Each record below must be returned exactly as shown.

**DATA TO PROCESS**

>> start

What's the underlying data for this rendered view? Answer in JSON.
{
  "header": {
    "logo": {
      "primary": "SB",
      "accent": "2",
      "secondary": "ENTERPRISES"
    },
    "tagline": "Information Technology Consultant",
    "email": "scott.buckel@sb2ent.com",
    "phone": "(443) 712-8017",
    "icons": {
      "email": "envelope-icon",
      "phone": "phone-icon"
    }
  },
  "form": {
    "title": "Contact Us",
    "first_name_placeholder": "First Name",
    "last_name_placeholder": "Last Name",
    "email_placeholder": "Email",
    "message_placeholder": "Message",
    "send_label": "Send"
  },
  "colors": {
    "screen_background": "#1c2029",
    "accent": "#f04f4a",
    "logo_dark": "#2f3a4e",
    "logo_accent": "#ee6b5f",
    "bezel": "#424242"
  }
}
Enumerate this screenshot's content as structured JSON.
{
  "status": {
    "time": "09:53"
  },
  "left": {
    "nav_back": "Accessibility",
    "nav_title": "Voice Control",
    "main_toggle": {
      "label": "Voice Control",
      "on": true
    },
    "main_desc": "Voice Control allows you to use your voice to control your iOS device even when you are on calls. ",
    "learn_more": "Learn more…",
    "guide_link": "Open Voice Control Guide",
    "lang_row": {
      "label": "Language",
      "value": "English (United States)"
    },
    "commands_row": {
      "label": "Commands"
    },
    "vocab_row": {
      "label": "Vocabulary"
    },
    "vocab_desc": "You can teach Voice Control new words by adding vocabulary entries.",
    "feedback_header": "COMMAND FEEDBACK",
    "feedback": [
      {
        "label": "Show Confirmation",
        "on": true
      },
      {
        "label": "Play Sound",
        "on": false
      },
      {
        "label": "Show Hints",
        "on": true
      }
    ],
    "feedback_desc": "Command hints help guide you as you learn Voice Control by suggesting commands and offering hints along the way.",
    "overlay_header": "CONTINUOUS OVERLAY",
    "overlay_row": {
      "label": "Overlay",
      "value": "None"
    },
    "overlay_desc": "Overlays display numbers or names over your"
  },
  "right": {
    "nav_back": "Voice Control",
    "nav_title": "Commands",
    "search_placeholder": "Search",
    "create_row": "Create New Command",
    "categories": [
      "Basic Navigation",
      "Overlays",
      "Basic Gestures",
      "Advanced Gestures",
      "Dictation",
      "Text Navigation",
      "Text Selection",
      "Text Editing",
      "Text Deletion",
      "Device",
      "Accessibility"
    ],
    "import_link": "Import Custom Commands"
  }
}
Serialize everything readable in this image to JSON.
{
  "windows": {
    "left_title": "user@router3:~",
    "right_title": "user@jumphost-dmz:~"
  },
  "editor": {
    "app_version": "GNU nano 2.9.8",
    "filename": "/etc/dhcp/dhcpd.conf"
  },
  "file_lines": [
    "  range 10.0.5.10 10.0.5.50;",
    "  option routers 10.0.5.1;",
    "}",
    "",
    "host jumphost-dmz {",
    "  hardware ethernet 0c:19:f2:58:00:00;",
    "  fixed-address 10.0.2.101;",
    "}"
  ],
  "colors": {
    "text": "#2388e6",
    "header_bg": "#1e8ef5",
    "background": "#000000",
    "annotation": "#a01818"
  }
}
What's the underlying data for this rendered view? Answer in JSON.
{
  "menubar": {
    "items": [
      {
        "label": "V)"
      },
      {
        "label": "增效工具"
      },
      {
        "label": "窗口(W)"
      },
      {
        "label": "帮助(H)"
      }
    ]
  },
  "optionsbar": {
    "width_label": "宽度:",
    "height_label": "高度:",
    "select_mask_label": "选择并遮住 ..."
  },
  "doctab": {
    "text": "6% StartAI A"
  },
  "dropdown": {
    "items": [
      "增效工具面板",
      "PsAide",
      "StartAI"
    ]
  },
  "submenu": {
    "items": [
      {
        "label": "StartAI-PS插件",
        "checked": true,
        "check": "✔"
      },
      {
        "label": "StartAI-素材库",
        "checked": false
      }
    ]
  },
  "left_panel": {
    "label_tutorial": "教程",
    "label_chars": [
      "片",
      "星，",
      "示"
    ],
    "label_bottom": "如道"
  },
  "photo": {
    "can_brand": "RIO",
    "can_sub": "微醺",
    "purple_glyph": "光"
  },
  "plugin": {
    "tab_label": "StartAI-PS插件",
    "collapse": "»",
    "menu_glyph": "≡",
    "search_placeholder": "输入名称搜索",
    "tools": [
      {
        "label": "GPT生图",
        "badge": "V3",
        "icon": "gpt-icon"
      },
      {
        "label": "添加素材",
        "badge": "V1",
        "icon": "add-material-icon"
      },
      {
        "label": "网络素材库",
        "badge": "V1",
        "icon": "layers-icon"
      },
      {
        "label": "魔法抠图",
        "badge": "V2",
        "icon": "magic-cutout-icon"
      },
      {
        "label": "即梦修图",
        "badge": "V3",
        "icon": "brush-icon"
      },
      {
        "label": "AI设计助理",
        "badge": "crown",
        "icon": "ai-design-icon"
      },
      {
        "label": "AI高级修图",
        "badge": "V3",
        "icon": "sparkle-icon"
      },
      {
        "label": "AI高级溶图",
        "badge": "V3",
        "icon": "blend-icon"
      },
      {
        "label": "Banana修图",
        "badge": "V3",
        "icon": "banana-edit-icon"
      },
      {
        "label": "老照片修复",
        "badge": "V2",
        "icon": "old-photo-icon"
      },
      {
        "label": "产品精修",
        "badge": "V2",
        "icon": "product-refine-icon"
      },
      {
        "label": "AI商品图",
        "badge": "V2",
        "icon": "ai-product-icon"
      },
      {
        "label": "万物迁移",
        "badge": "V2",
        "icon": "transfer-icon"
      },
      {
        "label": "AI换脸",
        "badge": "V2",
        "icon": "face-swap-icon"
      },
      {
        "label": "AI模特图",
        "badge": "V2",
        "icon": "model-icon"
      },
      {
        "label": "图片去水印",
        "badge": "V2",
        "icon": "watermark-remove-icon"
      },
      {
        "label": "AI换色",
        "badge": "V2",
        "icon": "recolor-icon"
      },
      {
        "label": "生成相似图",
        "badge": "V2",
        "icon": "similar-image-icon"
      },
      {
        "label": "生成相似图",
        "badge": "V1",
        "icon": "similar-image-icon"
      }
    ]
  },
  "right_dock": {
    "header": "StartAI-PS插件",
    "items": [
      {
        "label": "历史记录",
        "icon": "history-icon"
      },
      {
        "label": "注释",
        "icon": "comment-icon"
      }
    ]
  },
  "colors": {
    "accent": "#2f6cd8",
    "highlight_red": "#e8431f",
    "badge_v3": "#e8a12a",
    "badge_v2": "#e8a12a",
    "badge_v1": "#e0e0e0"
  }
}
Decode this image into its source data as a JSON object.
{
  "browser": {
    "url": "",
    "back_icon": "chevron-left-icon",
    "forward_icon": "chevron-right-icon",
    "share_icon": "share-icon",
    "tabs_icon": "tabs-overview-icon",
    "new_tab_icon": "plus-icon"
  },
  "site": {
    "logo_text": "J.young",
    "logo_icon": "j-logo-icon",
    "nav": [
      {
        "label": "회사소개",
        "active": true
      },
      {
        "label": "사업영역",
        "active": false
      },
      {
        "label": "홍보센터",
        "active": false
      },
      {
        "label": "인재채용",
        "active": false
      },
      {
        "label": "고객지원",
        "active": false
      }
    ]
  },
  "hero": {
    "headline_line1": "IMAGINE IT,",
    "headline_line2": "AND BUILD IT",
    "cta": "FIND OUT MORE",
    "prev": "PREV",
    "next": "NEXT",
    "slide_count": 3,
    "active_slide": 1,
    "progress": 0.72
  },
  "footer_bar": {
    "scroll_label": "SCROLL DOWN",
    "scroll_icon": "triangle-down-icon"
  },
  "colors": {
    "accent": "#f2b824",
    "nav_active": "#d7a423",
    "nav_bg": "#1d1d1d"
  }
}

>> end

**RESULT OF THE TASK**
What's the underlying data for this rendered view? Answer in JSON.
{
  "header": {
    "logo": {
      "primary": "SB",
      "accent": "2",
      "secondary": "ENTERPRISES"
    },
    "tagline": "Information Technology Consultant",
    "email": "scott.buckel@sb2ent.com",
    "phone": "(443) 712-8017",
    "icons": {
      "email": "envelope-icon",
      "phone": "phone-icon"
    }
  },
  "form": {
    "title": "Contact Us",
    "first_name_placeholder": "First Name",
    "last_name_placeholder": "Last Name",
    "email_placeholder": "Email",
    "message_placeholder": "Message",
    "send_label": "Send"
  },
  "colors": {
    "screen_background": "#1c2029",
    "accent": "#f04f4a",
    "logo_dark": "#2f3a4e",
    "logo_accent": "#ee6b5f",
    "bezel": "#424242"
  }
}
Enumerate this screenshot's content as structured JSON.
{
  "status": {
    "time": "09:53"
  },
  "left": {
    "nav_back": "Accessibility",
    "nav_title": "Voice Control",
    "main_toggle": {
      "label": "Voice Control",
      "on": true
    },
    "main_desc": "Voice Control allows you to use your voice to control your iOS device even when you are on calls. ",
    "learn_more": "Learn more…",
    "guide_link": "Open Voice Control Guide",
    "lang_row": {
      "label": "Language",
      "value": "English (United States)"
    },
    "commands_row": {
      "label": "Commands"
    },
    "vocab_row": {
      "label": "Vocabulary"
    },
    "vocab_desc": "You can teach Voice Control new words by adding vocabulary entries.",
    "feedback_header": "COMMAND FEEDBACK",
    "feedback": [
      {
        "label": "Show Confirmation",
        "on": true
      },
      {
        "label": "Play Sound",
        "on": false
      },
      {
        "label": "Show Hints",
        "on": true
      }
    ],
    "feedback_desc": "Command hints help guide you as you learn Voice Control by suggesting commands and offering hints along the way.",
    "overlay_header": "CONTINUOUS OVERLAY",
    "overlay_row": {
      "label": "Overlay",
      "value": "None"
    },
    "overlay_desc": "Overlays display numbers or names over your"
  },
  "right": {
    "nav_back": "Voice Control",
    "nav_title": "Commands",
    "search_placeholder": "Search",
    "create_row": "Create New Command",
    "categories": [
      "Basic Navigation",
      "Overlays",
      "Basic Gestures",
      "Advanced Gestures",
      "Dictation",
      "Text Navigation",
      "Text Selection",
      "Text Editing",
      "Text Deletion",
      "Device",
      "Accessibility"
    ],
    "import_link": "Import Custom Commands"
  }
}
Serialize everything readable in this image to JSON.
{
  "windows": {
    "left_title": "user@router3:~",
    "right_title": "user@jumphost-dmz:~"
  },
  "editor": {
    "app_version": "GNU nano 2.9.8",
    "filename": "/etc/dhcp/dhcpd.conf"
  },
  "file_lines": [
    "  range 10.0.5.10 10.0.5.50;",
    "  option routers 10.0.5.1;",
    "}",
    "",
    "host jumphost-dmz {",
    "  hardware ethernet 0c:19:f2:58:00:00;",
    "  fixed-address 10.0.2.101;",
    "}"
  ],
  "colors": {
    "text": "#2388e6",
    "header_bg": "#1e8ef5",
    "background": "#000000",
    "annotation": "#a01818"
  }
}
What's the underlying data for this rendered view? Answer in JSON.
{
  "menubar": {
    "items": [
      {
        "label": "V)"
      },
      {
        "label": "增效工具"
      },
      {
        "label": "窗口(W)"
      },
      {
        "label": "帮助(H)"
      }
    ]
  },
  "optionsbar": {
    "width_label": "宽度:",
    "height_label": "高度:",
    "select_mask_label": "选择并遮住 ..."
  },
  "doctab": {
    "text": "6% StartAI A"
  },
  "dropdown": {
    "items": [
      "增效工具面板",
      "PsAide",
      "StartAI"
    ]
  },
  "submenu": {
    "items": [
      {
        "label": "StartAI-PS插件",
        "checked": true,
        "check": "✔"
      },
      {
        "label": "StartAI-素材库",
        "checked": false
      }
    ]
  },
  "left_panel": {
    "label_tutorial": "教程",
    "label_chars": [
      "片",
      "星，",
      "示"
    ],
    "label_bottom": "如道"
  },
  "photo": {
    "can_brand": "RIO",
    "can_sub": "微醺",
    "purple_glyph": "光"
  },
  "plugin": {
    "tab_label": "StartAI-PS插件",
    "collapse": "»",
    "menu_glyph": "≡",
    "search_placeholder": "输入名称搜索",
    "tools": [
      {
        "label": "GPT生图",
        "badge": "V3",
        "icon": "gpt-icon"
      },
      {
        "label": "添加素材",
        "badge": "V1",
        "icon": "add-material-icon"
      },
      {
        "label": "网络素材库",
        "badge": "V1",
        "icon": "layers-icon"
      },
      {
        "label": "魔法抠图",
        "badge": "V2",
        "icon": "magic-cutout-icon"
      },
      {
        "label": "即梦修图",
        "badge": "V3",
        "icon": "brush-icon"
      },
      {
        "label": "AI设计助理",
        "badge": "crown",
        "icon": "ai-design-icon"
      },
      {
        "label": "AI高级修图",
        "badge": "V3",
        "icon": "sparkle-icon"
      },
      {
        "label": "AI高级溶图",
        "badge": "V3",
        "icon": "blend-icon"
      },
      {
        "label": "Banana修图",
        "badge": "V3",
        "icon": "banana-edit-icon"
      },
      {
        "label": "老照片修复",
        "badge": "V2",
        "icon": "old-photo-icon"
      },
      {
        "label": "产品精修",
        "badge": "V2",
        "icon": "product-refine-icon"
      },
      {
        "label": "AI商品图",
        "badge": "V2",
        "icon": "ai-product-icon"
      },
      {
        "label": "万物迁移",
        "badge": "V2",
        "icon": "transfer-icon"
      },
      {
        "label": "AI换脸",
        "badge": "V2",
        "icon": "face-swap-icon"
      },
      {
        "label": "AI模特图",
        "badge": "V2",
        "icon": "model-icon"
      },
      {
        "label": "图片去水印",
        "badge": "V2",
        "icon": "watermark-remove-icon"
      },
      {
        "label": "AI换色",
        "badge": "V2",
        "icon": "recolor-icon"
      },
      {
        "label": "生成相似图",
        "badge": "V2",
        "icon": "similar-image-icon"
      },
      {
        "label": "生成相似图",
        "badge": "V1",
        "icon": "similar-image-icon"
      }
    ]
  },
  "right_dock": {
    "header": "StartAI-PS插件",
    "items": [
      {
        "label": "历史记录",
        "icon": "history-icon"
      },
      {
        "label": "注释",
        "icon": "comment-icon"
      }
    ]
  },
  "colors": {
    "accent": "#2f6cd8",
    "highlight_red": "#e8431f",
    "badge_v3": "#e8a12a",
    "badge_v2": "#e8a12a",
    "badge_v1": "#e0e0e0"
  }
}
Decode this image into its source data as a JSON object.
{
  "browser": {
    "url": "",
    "back_icon": "chevron-left-icon",
    "forward_icon": "chevron-right-icon",
    "share_icon": "share-icon",
    "tabs_icon": "tabs-overview-icon",
    "new_tab_icon": "plus-icon"
  },
  "site": {
    "logo_text": "J.young",
    "logo_icon": "j-logo-icon",
    "nav": [
      {
        "label": "회사소개",
        "active": true
      },
      {
        "label": "사업영역",
        "active": false
      },
      {
        "label": "홍보센터",
        "active": false
      },
      {
        "label": "인재채용",
        "active": false
      },
      {
        "label": "고객지원",
        "active": false
      }
    ]
  },
  "hero": {
    "headline_line1": "IMAGINE IT,",
    "headline_line2": "AND BUILD IT",
    "cta": "FIND OUT MORE",
    "prev": "PREV",
    "next": "NEXT",
    "slide_count": 3,
    "active_slide": 1,
    "progress": 0.72
  },
  "footer_bar": {
    "scroll_label": "SCROLL DOWN",
    "scroll_icon": "triangle-down-icon"
  },
  "colors": {
    "accent": "#f2b824",
    "nav_active": "#d7a423",
    "nav_bg": "#1d1d1d"
  }
}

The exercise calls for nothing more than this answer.